--- BEGIN ---

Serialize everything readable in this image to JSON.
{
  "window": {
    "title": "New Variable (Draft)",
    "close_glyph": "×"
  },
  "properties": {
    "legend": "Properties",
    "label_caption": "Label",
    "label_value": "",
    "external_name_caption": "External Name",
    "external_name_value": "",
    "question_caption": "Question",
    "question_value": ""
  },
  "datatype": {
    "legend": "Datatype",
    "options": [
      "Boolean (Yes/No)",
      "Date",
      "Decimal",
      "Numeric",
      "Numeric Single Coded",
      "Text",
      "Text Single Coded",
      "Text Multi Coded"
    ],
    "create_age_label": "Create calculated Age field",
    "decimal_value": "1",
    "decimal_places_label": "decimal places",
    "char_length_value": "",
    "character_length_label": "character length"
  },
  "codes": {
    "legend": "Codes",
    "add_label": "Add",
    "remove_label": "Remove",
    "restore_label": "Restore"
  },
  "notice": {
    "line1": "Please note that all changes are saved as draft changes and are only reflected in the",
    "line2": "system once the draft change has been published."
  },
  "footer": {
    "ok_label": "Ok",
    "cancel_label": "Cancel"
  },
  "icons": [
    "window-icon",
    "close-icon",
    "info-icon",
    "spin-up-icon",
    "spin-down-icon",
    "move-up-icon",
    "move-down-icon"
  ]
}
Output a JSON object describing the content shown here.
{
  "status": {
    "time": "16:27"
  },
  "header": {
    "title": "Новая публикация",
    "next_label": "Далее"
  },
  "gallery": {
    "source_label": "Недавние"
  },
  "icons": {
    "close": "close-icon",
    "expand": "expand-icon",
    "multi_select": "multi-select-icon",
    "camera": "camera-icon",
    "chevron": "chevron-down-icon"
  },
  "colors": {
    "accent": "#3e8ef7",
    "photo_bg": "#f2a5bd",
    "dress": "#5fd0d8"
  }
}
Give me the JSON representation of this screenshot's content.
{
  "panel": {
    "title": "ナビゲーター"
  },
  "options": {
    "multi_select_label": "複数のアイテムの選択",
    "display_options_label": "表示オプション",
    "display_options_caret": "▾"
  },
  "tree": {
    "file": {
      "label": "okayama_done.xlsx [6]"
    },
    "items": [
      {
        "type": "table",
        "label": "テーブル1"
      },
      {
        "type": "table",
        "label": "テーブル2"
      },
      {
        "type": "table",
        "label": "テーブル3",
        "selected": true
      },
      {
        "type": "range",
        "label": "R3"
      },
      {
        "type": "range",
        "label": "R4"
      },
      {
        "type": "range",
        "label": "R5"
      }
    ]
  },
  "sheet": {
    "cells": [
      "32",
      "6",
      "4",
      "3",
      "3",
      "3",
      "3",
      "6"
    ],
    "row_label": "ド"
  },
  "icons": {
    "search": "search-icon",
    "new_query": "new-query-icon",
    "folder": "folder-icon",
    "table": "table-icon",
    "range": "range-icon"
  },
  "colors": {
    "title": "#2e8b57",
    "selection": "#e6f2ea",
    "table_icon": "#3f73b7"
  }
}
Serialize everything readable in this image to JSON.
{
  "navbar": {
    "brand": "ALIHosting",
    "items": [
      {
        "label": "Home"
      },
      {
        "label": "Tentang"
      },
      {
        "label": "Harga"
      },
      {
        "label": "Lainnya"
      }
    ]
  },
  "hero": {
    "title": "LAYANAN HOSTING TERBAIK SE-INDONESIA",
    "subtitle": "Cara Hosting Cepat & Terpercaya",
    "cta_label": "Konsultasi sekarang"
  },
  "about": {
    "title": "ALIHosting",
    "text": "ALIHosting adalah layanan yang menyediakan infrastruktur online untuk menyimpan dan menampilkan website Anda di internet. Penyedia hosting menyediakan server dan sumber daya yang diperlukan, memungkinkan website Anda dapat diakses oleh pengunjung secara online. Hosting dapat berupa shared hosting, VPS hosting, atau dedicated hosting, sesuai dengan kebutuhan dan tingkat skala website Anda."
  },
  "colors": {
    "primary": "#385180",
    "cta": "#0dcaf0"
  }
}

--- END ---

• REQUIREMENTS: Write the data out again in full and exactly.

• ANSWER BELOW:
Serialize everything readable in this image to JSON.
{
  "window": {
    "title": "New Variable (Draft)",
    "close_glyph": "×"
  },
  "properties": {
    "legend": "Properties",
    "label_caption": "Label",
    "label_value": "",
    "external_name_caption": "External Name",
    "external_name_value": "",
    "question_caption": "Question",
    "question_value": ""
  },
  "datatype": {
    "legend": "Datatype",
    "options": [
      "Boolean (Yes/No)",
      "Date",
      "Decimal",
      "Numeric",
      "Numeric Single Coded",
      "Text",
      "Text Single Coded",
      "Text Multi Coded"
    ],
    "create_age_label": "Create calculated Age field",
    "decimal_value": "1",
    "decimal_places_label": "decimal places",
    "char_length_value": "",
    "character_length_label": "character length"
  },
  "codes": {
    "legend": "Codes",
    "add_label": "Add",
    "remove_label": "Remove",
    "restore_label": "Restore"
  },
  "notice": {
    "line1": "Please note that all changes are saved as draft changes and are only reflected in the",
    "line2": "system once the draft change has been published."
  },
  "footer": {
    "ok_label": "Ok",
    "cancel_label": "Cancel"
  },
  "icons": [
    "window-icon",
    "close-icon",
    "info-icon",
    "spin-up-icon",
    "spin-down-icon",
    "move-up-icon",
    "move-down-icon"
  ]
}
Output a JSON object describing the content shown here.
{
  "status": {
    "time": "16:27"
  },
  "header": {
    "title": "Новая публикация",
    "next_label": "Далее"
  },
  "gallery": {
    "source_label": "Недавние"
  },
  "icons": {
    "close": "close-icon",
    "expand": "expand-icon",
    "multi_select": "multi-select-icon",
    "camera": "camera-icon",
    "chevron": "chevron-down-icon"
  },
  "colors": {
    "accent": "#3e8ef7",
    "photo_bg": "#f2a5bd",
    "dress": "#5fd0d8"
  }
}
Give me the JSON representation of this screenshot's content.
{
  "panel": {
    "title": "ナビゲーター"
  },
  "options": {
    "multi_select_label": "複数のアイテムの選択",
    "display_options_label": "表示オプション",
    "display_options_caret": "▾"
  },
  "tree": {
    "file": {
      "label": "okayama_done.xlsx [6]"
    },
    "items": [
      {
        "type": "table",
        "label": "テーブル1"
      },
      {
        "type": "table",
        "label": "テーブル2"
      },
      {
        "type": "table",
        "label": "テーブル3",
        "selected": true
      },
      {
        "type": "range",
        "label": "R3"
      },
      {
        "type": "range",
        "label": "R4"
      },
      {
        "type": "range",
        "label": "R5"
      }
    ]
  },
  "sheet": {
    "cells": [
      "32",
      "6",
      "4",
      "3",
      "3",
      "3",
      "3",
      "6"
    ],
    "row_label": "ド"
  },
  "icons": {
    "search": "search-icon",
    "new_query": "new-query-icon",
    "folder": "folder-icon",
    "table": "table-icon",
    "range": "range-icon"
  },
  "colors": {
    "title": "#2e8b57",
    "selection": "#e6f2ea",
    "table_icon": "#3f73b7"
  }
}
Serialize everything readable in this image to JSON.
{
  "navbar": {
    "brand": "ALIHosting",
    "items": [
      {
        "label": "Home"
      },
      {
        "label": "Tentang"
      },
      {
        "label": "Harga"
      },
      {
        "label": "Lainnya"
      }
    ]
  },
  "hero": {
    "title": "LAYANAN HOSTING TERBAIK SE-INDONESIA",
    "subtitle": "Cara Hosting Cepat & Terpercaya",
    "cta_label": "Konsultasi sekarang"
  },
  "about": {
    "title": "ALIHosting",
    "text": "ALIHosting adalah layanan yang menyediakan infrastruktur online untuk menyimpan dan menampilkan website Anda di internet. Penyedia hosting menyediakan server dan sumber daya yang diperlukan, memungkinkan website Anda dapat diakses oleh pengunjung secara online. Hosting dapat berupa shared hosting, VPS hosting, atau dedicated hosting, sesuai dengan kebutuhan dan tingkat skala website Anda."
  },
  "colors": {
    "primary": "#385180",
    "cta": "#0dcaf0"
  }
}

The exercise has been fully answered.